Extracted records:
________
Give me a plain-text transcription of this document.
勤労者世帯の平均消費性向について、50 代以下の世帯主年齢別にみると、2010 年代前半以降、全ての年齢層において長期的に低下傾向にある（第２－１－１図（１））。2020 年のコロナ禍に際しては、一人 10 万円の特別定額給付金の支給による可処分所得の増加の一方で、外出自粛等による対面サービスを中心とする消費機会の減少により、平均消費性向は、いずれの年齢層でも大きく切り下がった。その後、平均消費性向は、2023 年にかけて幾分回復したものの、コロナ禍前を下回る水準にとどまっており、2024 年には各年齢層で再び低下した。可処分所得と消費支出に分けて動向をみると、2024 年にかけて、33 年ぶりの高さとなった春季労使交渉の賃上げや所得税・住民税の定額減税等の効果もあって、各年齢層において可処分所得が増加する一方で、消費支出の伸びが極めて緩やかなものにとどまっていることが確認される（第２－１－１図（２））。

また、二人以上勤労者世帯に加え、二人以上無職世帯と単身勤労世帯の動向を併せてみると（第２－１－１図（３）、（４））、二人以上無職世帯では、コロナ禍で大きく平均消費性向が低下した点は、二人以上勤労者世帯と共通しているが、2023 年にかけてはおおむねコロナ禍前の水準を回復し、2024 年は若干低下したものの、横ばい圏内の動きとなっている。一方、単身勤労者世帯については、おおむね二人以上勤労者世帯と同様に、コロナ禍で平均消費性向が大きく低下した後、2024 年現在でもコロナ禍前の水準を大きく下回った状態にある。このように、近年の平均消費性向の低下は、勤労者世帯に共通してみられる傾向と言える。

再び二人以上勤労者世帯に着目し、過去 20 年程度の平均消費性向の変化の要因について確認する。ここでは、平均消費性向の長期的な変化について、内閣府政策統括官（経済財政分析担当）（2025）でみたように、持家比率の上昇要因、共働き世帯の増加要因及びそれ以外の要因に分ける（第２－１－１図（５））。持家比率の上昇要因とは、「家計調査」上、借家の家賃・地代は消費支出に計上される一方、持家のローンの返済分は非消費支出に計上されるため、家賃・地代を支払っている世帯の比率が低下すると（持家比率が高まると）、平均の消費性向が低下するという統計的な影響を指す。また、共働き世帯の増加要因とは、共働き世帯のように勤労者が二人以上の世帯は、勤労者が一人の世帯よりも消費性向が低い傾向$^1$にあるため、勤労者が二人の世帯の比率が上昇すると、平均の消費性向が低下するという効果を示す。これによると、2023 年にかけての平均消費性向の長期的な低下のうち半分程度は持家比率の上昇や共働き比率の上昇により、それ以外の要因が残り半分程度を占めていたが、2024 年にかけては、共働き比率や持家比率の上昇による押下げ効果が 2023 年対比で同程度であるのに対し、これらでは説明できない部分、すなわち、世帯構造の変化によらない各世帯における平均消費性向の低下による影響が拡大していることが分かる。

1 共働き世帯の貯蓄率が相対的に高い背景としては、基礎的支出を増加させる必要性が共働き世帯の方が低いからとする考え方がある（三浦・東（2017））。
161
________
## SHORT TASK:
Repeat the material above in full, quoting it exactly.

## FULL OUTPUT:
Give me a plain-text transcription of this document.
勤労者世帯の平均消費性向について、50 代以下の世帯主年齢別にみると、2010 年代前半以降、全ての年齢層において長期的に低下傾向にある（第２－１－１図（１））。2020 年のコロナ禍に際しては、一人 10 万円の特別定額給付金の支給による可処分所得の増加の一方で、外出自粛等による対面サービスを中心とする消費機会の減少により、平均消費性向は、いずれの年齢層でも大きく切り下がった。その後、平均消費性向は、2023 年にかけて幾分回復したものの、コロナ禍前を下回る水準にとどまっており、2024 年には各年齢層で再び低下した。可処分所得と消費支出に分けて動向をみると、2024 年にかけて、33 年ぶりの高さとなった春季労使交渉の賃上げや所得税・住民税の定額減税等の効果もあって、各年齢層において可処分所得が増加する一方で、消費支出の伸びが極めて緩やかなものにとどまっていることが確認される（第２－１－１図（２））。

また、二人以上勤労者世帯に加え、二人以上無職世帯と単身勤労世帯の動向を併せてみると（第２－１－１図（３）、（４））、二人以上無職世帯では、コロナ禍で大きく平均消費性向が低下した点は、二人以上勤労者世帯と共通しているが、2023 年にかけてはおおむねコロナ禍前の水準を回復し、2024 年は若干低下したものの、横ばい圏内の動きとなっている。一方、単身勤労者世帯については、おおむね二人以上勤労者世帯と同様に、コロナ禍で平均消費性向が大きく低下した後、2024 年現在でもコロナ禍前の水準を大きく下回った状態にある。このように、近年の平均消費性向の低下は、勤労者世帯に共通してみられる傾向と言える。

再び二人以上勤労者世帯に着目し、過去 20 年程度の平均消費性向の変化の要因について確認する。ここでは、平均消費性向の長期的な変化について、内閣府政策統括官（経済財政分析担当）（2025）でみたように、持家比率の上昇要因、共働き世帯の増加要因及びそれ以外の要因に分ける（第２－１－１図（５））。持家比率の上昇要因とは、「家計調査」上、借家の家賃・地代は消費支出に計上される一方、持家のローンの返済分は非消費支出に計上されるため、家賃・地代を支払っている世帯の比率が低下すると（持家比率が高まると）、平均の消費性向が低下するという統計的な影響を指す。また、共働き世帯の増加要因とは、共働き世帯のように勤労者が二人以上の世帯は、勤労者が一人の世帯よりも消費性向が低い傾向$^1$にあるため、勤労者が二人の世帯の比率が上昇すると、平均の消費性向が低下するという効果を示す。これによると、2023 年にかけての平均消費性向の長期的な低下のうち半分程度は持家比率の上昇や共働き比率の上昇により、それ以外の要因が残り半分程度を占めていたが、2024 年にかけては、共働き比率や持家比率の上昇による押下げ効果が 2023 年対比で同程度であるのに対し、これらでは説明できない部分、すなわち、世帯構造の変化によらない各世帯における平均消費性向の低下による影響が拡大していることが分かる。

1 共働き世帯の貯蓄率が相対的に高い背景としては、基礎的支出を増加させる必要性が共働き世帯の方が低いからとする考え方がある（三浦・東（2017））。
161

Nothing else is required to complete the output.